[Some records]
=====
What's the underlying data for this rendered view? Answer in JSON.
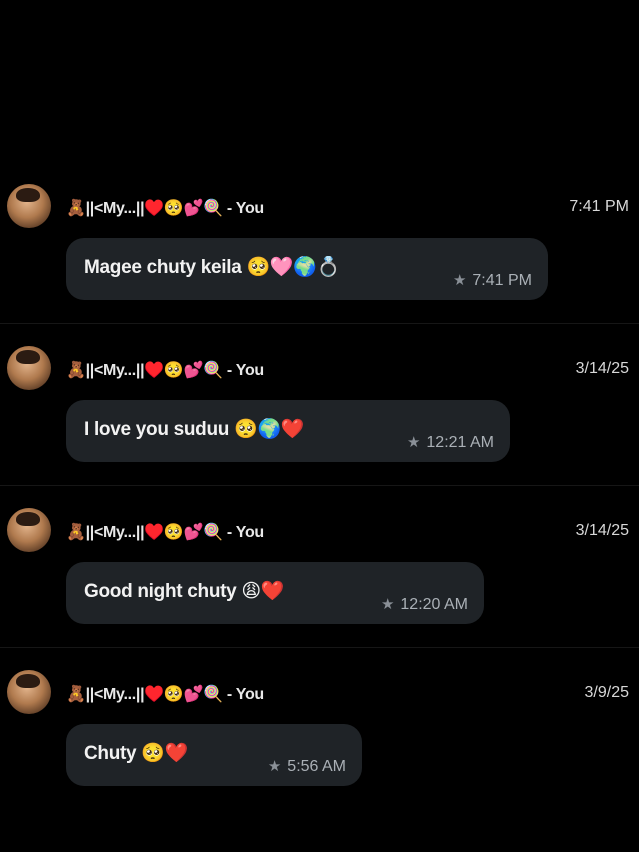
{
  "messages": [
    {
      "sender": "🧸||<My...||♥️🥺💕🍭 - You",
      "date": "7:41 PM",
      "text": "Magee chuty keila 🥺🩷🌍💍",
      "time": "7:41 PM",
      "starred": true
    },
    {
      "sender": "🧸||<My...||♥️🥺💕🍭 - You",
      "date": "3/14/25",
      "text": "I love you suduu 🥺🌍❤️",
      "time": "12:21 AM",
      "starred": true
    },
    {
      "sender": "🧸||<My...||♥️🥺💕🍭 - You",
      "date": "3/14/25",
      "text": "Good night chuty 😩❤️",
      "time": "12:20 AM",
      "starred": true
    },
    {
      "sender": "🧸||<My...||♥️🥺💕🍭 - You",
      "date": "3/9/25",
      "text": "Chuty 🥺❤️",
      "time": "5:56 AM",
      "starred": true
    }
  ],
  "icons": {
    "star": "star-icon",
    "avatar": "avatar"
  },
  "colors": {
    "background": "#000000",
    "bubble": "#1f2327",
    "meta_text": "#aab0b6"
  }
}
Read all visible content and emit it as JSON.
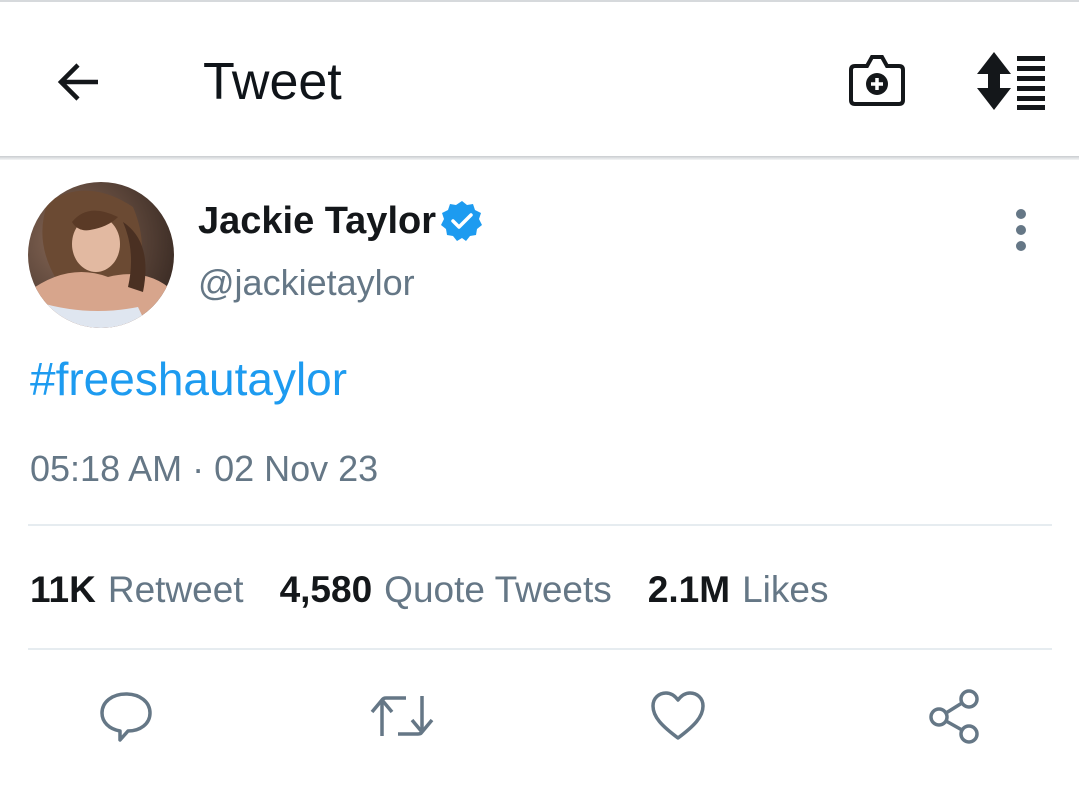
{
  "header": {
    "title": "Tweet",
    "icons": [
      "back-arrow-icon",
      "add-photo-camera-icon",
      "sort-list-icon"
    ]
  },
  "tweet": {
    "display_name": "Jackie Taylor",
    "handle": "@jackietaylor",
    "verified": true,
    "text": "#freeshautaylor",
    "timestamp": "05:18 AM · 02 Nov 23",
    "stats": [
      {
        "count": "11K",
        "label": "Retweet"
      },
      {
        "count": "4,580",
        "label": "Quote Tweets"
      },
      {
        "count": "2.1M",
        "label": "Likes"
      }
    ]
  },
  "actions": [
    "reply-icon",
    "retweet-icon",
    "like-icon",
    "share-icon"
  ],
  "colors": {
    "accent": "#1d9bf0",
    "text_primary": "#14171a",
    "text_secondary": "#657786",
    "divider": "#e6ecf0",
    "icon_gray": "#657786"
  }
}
=====
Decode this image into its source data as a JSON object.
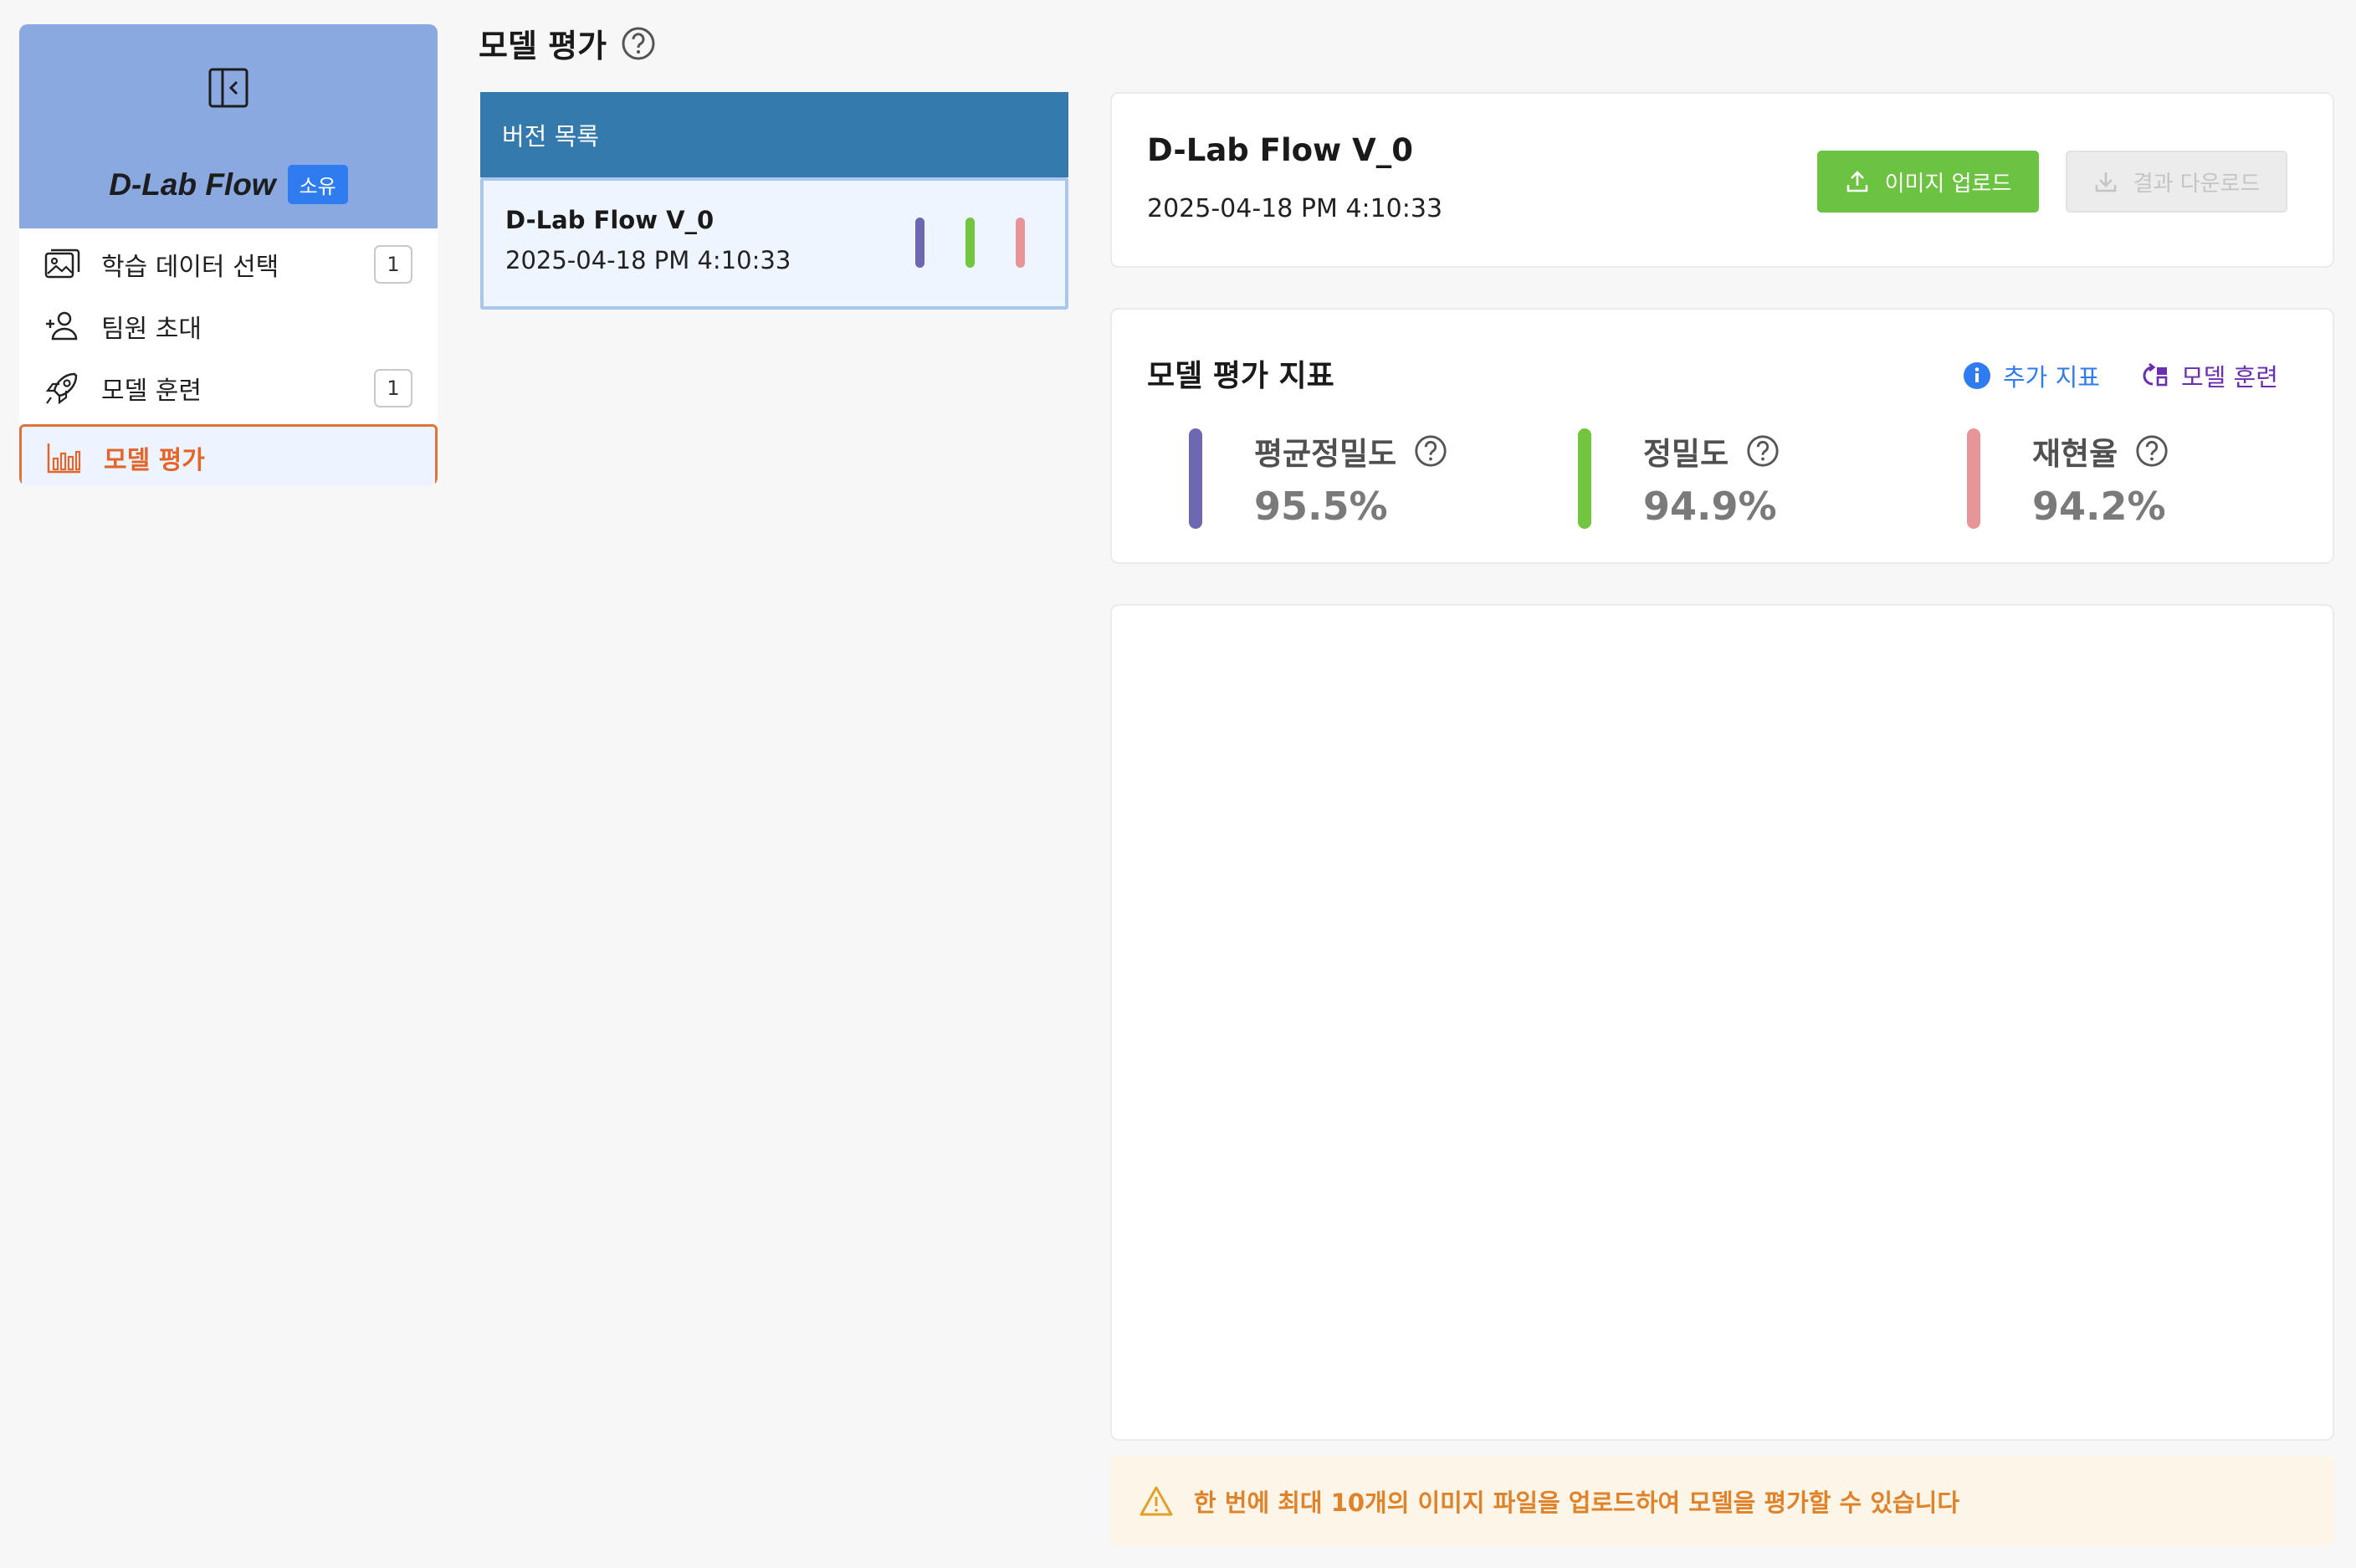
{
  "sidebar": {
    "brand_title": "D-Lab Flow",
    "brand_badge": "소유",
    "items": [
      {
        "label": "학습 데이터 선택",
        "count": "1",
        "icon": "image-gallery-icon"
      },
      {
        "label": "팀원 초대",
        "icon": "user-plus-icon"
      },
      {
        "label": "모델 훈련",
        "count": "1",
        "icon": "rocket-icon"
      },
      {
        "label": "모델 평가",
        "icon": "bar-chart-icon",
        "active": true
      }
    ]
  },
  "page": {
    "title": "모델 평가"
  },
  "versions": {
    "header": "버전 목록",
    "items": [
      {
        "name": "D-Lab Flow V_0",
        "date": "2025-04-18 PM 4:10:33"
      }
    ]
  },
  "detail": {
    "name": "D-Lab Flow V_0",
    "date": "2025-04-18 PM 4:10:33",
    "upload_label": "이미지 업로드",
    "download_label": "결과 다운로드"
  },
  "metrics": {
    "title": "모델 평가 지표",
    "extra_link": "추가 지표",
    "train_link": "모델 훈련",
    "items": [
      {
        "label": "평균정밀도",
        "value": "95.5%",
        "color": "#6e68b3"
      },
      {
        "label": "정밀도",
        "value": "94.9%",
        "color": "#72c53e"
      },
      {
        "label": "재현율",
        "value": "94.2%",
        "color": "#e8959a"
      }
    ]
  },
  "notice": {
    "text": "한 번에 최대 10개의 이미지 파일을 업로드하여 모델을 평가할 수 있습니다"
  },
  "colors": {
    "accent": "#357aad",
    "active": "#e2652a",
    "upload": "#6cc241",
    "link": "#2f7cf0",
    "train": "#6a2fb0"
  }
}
=====
§ **Stated problem**:
Read the entries and pick out all lines that include the word "JSON".

§ **Reply**:
What's the underlying data for this rendered view? Answer in JSON.
Read all visible content and emit it as JSON.
Decode this image into its source data as a JSON object.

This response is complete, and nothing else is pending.